WRITTEN TASK ::
Please write the listing below out again exactly, leaving every picture behind.

SUPPLIED MATERIAL ::
○ ○ ○ ○ ○
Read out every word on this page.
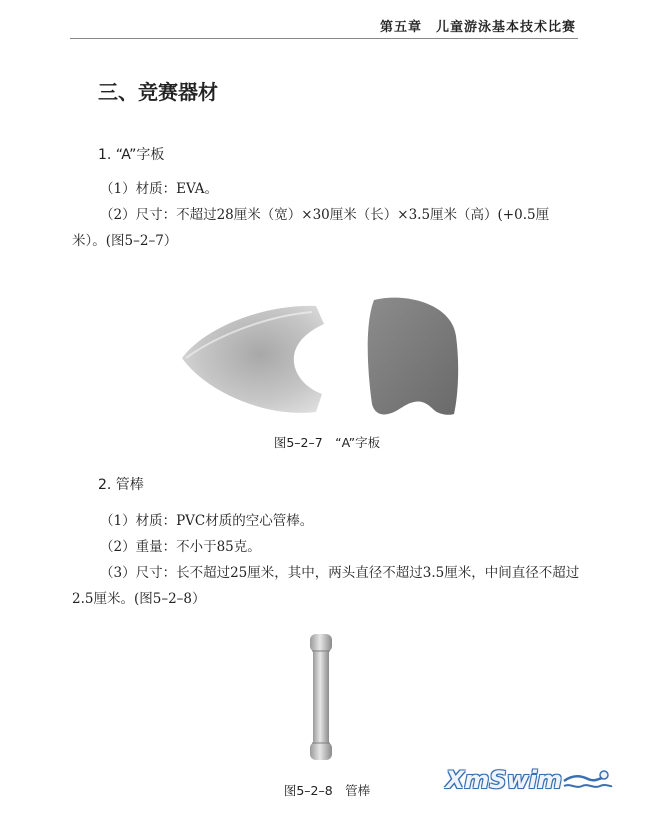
第五章　儿童游泳基本技术比赛
三、竞赛器材
1. “A”字板

（1）材质：EVA。

（2）尺寸：不超过28厘米（宽）×30厘米（长）×3.5厘米（高）(+0.5厘米）。(图5–2–7）

图5–2–7　“A”字板
2. 管棒

（1）材质：PVC材质的空心管棒。

（2）重量：不小于85克。

（3）尺寸：长不超过25厘米，其中，两头直径不超过3.5厘米，中间直径不超过2.5厘米。(图5–2–8）

图5–2–8　管棒	XmSwim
○ ○ ○ ○ ○
COMPLETED TASK ::
Read out every word on this page.
第五章　儿童游泳基本技术比赛
三、竞赛器材
1. “A”字板

（1）材质：EVA。

（2）尺寸：不超过28厘米（宽）×30厘米（长）×3.5厘米（高）(+0.5厘米）。(图5–2–7）

图5–2–7　“A”字板
2. 管棒

（1）材质：PVC材质的空心管棒。

（2）重量：不小于85克。

（3）尺寸：长不超过25厘米，其中，两头直径不超过3.5厘米，中间直径不超过2.5厘米。(图5–2–8）

图5–2–8　管棒	XmSwim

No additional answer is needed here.